_INPUT FOR THIS TASK_
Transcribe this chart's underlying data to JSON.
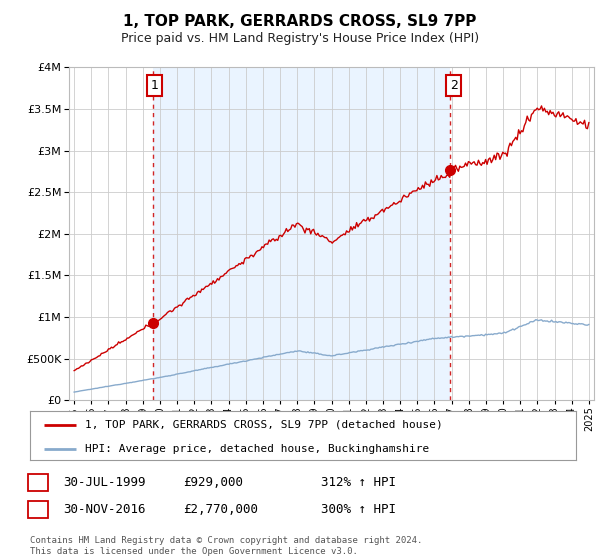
{
  "title": "1, TOP PARK, GERRARDS CROSS, SL9 7PP",
  "subtitle": "Price paid vs. HM Land Registry's House Price Index (HPI)",
  "legend_line1": "1, TOP PARK, GERRARDS CROSS, SL9 7PP (detached house)",
  "legend_line2": "HPI: Average price, detached house, Buckinghamshire",
  "transaction1_date": "30-JUL-1999",
  "transaction1_price": 929000,
  "transaction1_year": 1999.583,
  "transaction1_hpi": "312% ↑ HPI",
  "transaction2_date": "30-NOV-2016",
  "transaction2_price": 2770000,
  "transaction2_year": 2016.917,
  "transaction2_hpi": "300% ↑ HPI",
  "footer": "Contains HM Land Registry data © Crown copyright and database right 2024.\nThis data is licensed under the Open Government Licence v3.0.",
  "ylim": [
    0,
    4000000
  ],
  "xlim_left": 1994.7,
  "xlim_right": 2025.3,
  "background_color": "#ffffff",
  "shade_color": "#ddeeff",
  "grid_color": "#cccccc",
  "red_color": "#cc0000",
  "blue_color": "#88aacc",
  "label_box_color": "#cc0000"
}
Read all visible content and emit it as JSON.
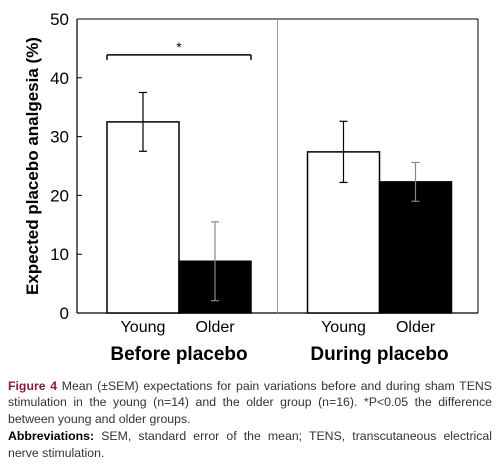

_SHORT EXERCISE_
Copy out each line in the preceding records that contains "CROSS".

_PROBLEM SOLUTION_
  "title": "1, TOP PARK, GERRARDS CROSS, SL9 7PP",
  "legend_line1": "1, TOP PARK, GERRARDS CROSS, SL9 7PP (detached house)",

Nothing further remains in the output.